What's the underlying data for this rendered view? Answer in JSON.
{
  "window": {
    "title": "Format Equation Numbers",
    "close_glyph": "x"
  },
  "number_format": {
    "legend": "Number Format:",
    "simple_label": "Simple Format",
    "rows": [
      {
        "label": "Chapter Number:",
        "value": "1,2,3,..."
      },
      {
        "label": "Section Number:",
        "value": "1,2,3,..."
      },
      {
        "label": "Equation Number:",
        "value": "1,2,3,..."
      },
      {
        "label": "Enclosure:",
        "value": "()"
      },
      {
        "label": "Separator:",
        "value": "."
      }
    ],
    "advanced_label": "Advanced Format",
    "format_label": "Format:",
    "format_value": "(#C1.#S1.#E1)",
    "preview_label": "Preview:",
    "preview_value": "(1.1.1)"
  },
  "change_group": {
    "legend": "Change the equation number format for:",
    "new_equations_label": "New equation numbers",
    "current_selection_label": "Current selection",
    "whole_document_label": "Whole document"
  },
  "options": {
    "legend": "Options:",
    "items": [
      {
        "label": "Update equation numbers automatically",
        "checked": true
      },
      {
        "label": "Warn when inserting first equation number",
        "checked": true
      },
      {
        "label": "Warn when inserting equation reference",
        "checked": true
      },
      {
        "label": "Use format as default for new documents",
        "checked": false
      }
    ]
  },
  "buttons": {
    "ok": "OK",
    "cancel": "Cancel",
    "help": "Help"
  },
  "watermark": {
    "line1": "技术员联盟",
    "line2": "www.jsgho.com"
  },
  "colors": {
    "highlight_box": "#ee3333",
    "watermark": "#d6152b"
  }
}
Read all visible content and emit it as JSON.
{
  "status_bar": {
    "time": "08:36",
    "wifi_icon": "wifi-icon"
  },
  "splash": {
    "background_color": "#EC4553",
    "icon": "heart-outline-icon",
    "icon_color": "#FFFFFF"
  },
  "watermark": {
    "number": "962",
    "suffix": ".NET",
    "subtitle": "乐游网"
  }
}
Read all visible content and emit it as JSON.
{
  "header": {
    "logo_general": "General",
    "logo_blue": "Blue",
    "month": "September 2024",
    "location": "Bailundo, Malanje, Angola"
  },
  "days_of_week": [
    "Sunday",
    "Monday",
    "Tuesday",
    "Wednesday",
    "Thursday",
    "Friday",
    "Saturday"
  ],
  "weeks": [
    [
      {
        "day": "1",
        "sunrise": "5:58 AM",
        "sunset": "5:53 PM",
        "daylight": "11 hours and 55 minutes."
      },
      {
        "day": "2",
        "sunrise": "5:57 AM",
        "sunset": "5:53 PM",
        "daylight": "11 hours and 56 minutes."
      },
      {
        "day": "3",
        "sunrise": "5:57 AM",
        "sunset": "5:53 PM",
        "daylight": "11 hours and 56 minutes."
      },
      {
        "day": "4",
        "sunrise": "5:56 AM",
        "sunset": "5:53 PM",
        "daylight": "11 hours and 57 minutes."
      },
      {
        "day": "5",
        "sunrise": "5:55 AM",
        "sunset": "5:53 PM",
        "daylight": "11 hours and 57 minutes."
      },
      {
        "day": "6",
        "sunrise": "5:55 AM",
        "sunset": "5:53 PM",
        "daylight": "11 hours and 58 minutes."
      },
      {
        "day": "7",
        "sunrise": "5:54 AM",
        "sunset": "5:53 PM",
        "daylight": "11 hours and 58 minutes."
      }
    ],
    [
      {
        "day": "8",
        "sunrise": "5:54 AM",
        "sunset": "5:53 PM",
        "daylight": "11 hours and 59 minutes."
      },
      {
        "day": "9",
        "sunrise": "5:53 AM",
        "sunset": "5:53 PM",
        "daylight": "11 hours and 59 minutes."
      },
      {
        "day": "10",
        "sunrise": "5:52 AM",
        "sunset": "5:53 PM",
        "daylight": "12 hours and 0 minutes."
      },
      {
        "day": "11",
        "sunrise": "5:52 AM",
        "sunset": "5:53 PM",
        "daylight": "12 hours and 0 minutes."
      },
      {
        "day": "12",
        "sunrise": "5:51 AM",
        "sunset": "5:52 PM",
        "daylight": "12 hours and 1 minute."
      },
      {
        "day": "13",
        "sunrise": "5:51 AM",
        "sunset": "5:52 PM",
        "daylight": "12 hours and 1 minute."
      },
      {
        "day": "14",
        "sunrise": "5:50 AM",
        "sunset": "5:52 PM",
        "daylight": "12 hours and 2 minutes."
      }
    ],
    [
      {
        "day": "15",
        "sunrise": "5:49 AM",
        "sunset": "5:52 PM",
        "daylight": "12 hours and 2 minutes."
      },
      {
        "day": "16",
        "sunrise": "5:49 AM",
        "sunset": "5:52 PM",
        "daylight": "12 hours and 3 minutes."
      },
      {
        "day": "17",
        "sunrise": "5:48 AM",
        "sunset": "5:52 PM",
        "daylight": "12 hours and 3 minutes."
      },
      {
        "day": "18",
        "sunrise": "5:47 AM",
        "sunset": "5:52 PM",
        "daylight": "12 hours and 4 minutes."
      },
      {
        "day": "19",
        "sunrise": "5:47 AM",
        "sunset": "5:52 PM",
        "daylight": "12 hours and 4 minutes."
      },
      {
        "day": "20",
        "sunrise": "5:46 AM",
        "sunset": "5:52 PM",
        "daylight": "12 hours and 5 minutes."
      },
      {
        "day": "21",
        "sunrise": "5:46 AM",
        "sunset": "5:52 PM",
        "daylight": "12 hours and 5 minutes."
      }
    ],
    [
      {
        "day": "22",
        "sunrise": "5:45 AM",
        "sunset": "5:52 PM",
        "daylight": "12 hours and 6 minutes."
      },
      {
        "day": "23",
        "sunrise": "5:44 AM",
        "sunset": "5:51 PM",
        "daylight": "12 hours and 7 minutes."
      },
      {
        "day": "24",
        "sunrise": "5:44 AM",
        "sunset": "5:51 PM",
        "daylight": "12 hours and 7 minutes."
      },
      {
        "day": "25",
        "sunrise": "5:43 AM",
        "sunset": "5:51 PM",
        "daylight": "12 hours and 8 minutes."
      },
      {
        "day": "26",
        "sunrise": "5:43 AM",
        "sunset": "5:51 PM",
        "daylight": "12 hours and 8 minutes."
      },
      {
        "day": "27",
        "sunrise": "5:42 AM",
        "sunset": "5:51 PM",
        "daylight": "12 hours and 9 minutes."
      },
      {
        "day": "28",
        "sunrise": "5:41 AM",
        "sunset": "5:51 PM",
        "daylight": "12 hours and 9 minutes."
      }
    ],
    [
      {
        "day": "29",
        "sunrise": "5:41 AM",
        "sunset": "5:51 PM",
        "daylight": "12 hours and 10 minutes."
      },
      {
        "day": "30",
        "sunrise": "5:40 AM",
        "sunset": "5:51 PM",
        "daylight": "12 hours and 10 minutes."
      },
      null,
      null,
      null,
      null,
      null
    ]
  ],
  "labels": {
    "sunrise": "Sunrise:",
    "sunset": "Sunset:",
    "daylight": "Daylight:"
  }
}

# # # # # # #

Give back all the records exactly as they stand.

What's the underlying data for this rendered view? Answer in JSON.
{
  "window": {
    "title": "Format Equation Numbers",
    "close_glyph": "x"
  },
  "number_format": {
    "legend": "Number Format:",
    "simple_label": "Simple Format",
    "rows": [
      {
        "label": "Chapter Number:",
        "value": "1,2,3,..."
      },
      {
        "label": "Section Number:",
        "value": "1,2,3,..."
      },
      {
        "label": "Equation Number:",
        "value": "1,2,3,..."
      },
      {
        "label": "Enclosure:",
        "value": "()"
      },
      {
        "label": "Separator:",
        "value": "."
      }
    ],
    "advanced_label": "Advanced Format",
    "format_label": "Format:",
    "format_value": "(#C1.#S1.#E1)",
    "preview_label": "Preview:",
    "preview_value": "(1.1.1)"
  },
  "change_group": {
    "legend": "Change the equation number format for:",
    "new_equations_label": "New equation numbers",
    "current_selection_label": "Current selection",
    "whole_document_label": "Whole document"
  },
  "options": {
    "legend": "Options:",
    "items": [
      {
        "label": "Update equation numbers automatically",
        "checked": true
      },
      {
        "label": "Warn when inserting first equation number",
        "checked": true
      },
      {
        "label": "Warn when inserting equation reference",
        "checked": true
      },
      {
        "label": "Use format as default for new documents",
        "checked": false
      }
    ]
  },
  "buttons": {
    "ok": "OK",
    "cancel": "Cancel",
    "help": "Help"
  },
  "watermark": {
    "line1": "技术员联盟",
    "line2": "www.jsgho.com"
  },
  "colors": {
    "highlight_box": "#ee3333",
    "watermark": "#d6152b"
  }
}
Read all visible content and emit it as JSON.
{
  "status_bar": {
    "time": "08:36",
    "wifi_icon": "wifi-icon"
  },
  "splash": {
    "background_color": "#EC4553",
    "icon": "heart-outline-icon",
    "icon_color": "#FFFFFF"
  },
  "watermark": {
    "number": "962",
    "suffix": ".NET",
    "subtitle": "乐游网"
  }
}
Read all visible content and emit it as JSON.
{
  "header": {
    "logo_general": "General",
    "logo_blue": "Blue",
    "month": "September 2024",
    "location": "Bailundo, Malanje, Angola"
  },
  "days_of_week": [
    "Sunday",
    "Monday",
    "Tuesday",
    "Wednesday",
    "Thursday",
    "Friday",
    "Saturday"
  ],
  "weeks": [
    [
      {
        "day": "1",
        "sunrise": "5:58 AM",
        "sunset": "5:53 PM",
        "daylight": "11 hours and 55 minutes."
      },
      {
        "day": "2",
        "sunrise": "5:57 AM",
        "sunset": "5:53 PM",
        "daylight": "11 hours and 56 minutes."
      },
      {
        "day": "3",
        "sunrise": "5:57 AM",
        "sunset": "5:53 PM",
        "daylight": "11 hours and 56 minutes."
      },
      {
        "day": "4",
        "sunrise": "5:56 AM",
        "sunset": "5:53 PM",
        "daylight": "11 hours and 57 minutes."
      },
      {
        "day": "5",
        "sunrise": "5:55 AM",
        "sunset": "5:53 PM",
        "daylight": "11 hours and 57 minutes."
      },
      {
        "day": "6",
        "sunrise": "5:55 AM",
        "sunset": "5:53 PM",
        "daylight": "11 hours and 58 minutes."
      },
      {
        "day": "7",
        "sunrise": "5:54 AM",
        "sunset": "5:53 PM",
        "daylight": "11 hours and 58 minutes."
      }
    ],
    [
      {
        "day": "8",
        "sunrise": "5:54 AM",
        "sunset": "5:53 PM",
        "daylight": "11 hours and 59 minutes."
      },
      {
        "day": "9",
        "sunrise": "5:53 AM",
        "sunset": "5:53 PM",
        "daylight": "11 hours and 59 minutes."
      },
      {
        "day": "10",
        "sunrise": "5:52 AM",
        "sunset": "5:53 PM",
        "daylight": "12 hours and 0 minutes."
      },
      {
        "day": "11",
        "sunrise": "5:52 AM",
        "sunset": "5:53 PM",
        "daylight": "12 hours and 0 minutes."
      },
      {
        "day": "12",
        "sunrise": "5:51 AM",
        "sunset": "5:52 PM",
        "daylight": "12 hours and 1 minute."
      },
      {
        "day": "13",
        "sunrise": "5:51 AM",
        "sunset": "5:52 PM",
        "daylight": "12 hours and 1 minute."
      },
      {
        "day": "14",
        "sunrise": "5:50 AM",
        "sunset": "5:52 PM",
        "daylight": "12 hours and 2 minutes."
      }
    ],
    [
      {
        "day": "15",
        "sunrise": "5:49 AM",
        "sunset": "5:52 PM",
        "daylight": "12 hours and 2 minutes."
      },
      {
        "day": "16",
        "sunrise": "5:49 AM",
        "sunset": "5:52 PM",
        "daylight": "12 hours and 3 minutes."
      },
      {
        "day": "17",
        "sunrise": "5:48 AM",
        "sunset": "5:52 PM",
        "daylight": "12 hours and 3 minutes."
      },
      {
        "day": "18",
        "sunrise": "5:47 AM",
        "sunset": "5:52 PM",
        "daylight": "12 hours and 4 minutes."
      },
      {
        "day": "19",
        "sunrise": "5:47 AM",
        "sunset": "5:52 PM",
        "daylight": "12 hours and 4 minutes."
      },
      {
        "day": "20",
        "sunrise": "5:46 AM",
        "sunset": "5:52 PM",
        "daylight": "12 hours and 5 minutes."
      },
      {
        "day": "21",
        "sunrise": "5:46 AM",
        "sunset": "5:52 PM",
        "daylight": "12 hours and 5 minutes."
      }
    ],
    [
      {
        "day": "22",
        "sunrise": "5:45 AM",
        "sunset": "5:52 PM",
        "daylight": "12 hours and 6 minutes."
      },
      {
        "day": "23",
        "sunrise": "5:44 AM",
        "sunset": "5:51 PM",
        "daylight": "12 hours and 7 minutes."
      },
      {
        "day": "24",
        "sunrise": "5:44 AM",
        "sunset": "5:51 PM",
        "daylight": "12 hours and 7 minutes."
      },
      {
        "day": "25",
        "sunrise": "5:43 AM",
        "sunset": "5:51 PM",
        "daylight": "12 hours and 8 minutes."
      },
      {
        "day": "26",
        "sunrise": "5:43 AM",
        "sunset": "5:51 PM",
        "daylight": "12 hours and 8 minutes."
      },
      {
        "day": "27",
        "sunrise": "5:42 AM",
        "sunset": "5:51 PM",
        "daylight": "12 hours and 9 minutes."
      },
      {
        "day": "28",
        "sunrise": "5:41 AM",
        "sunset": "5:51 PM",
        "daylight": "12 hours and 9 minutes."
      }
    ],
    [
      {
        "day": "29",
        "sunrise": "5:41 AM",
        "sunset": "5:51 PM",
        "daylight": "12 hours and 10 minutes."
      },
      {
        "day": "30",
        "sunrise": "5:40 AM",
        "sunset": "5:51 PM",
        "daylight": "12 hours and 10 minutes."
      },
      null,
      null,
      null,
      null,
      null
    ]
  ],
  "labels": {
    "sunrise": "Sunrise:",
    "sunset": "Sunset:",
    "daylight": "Daylight:"
  }
}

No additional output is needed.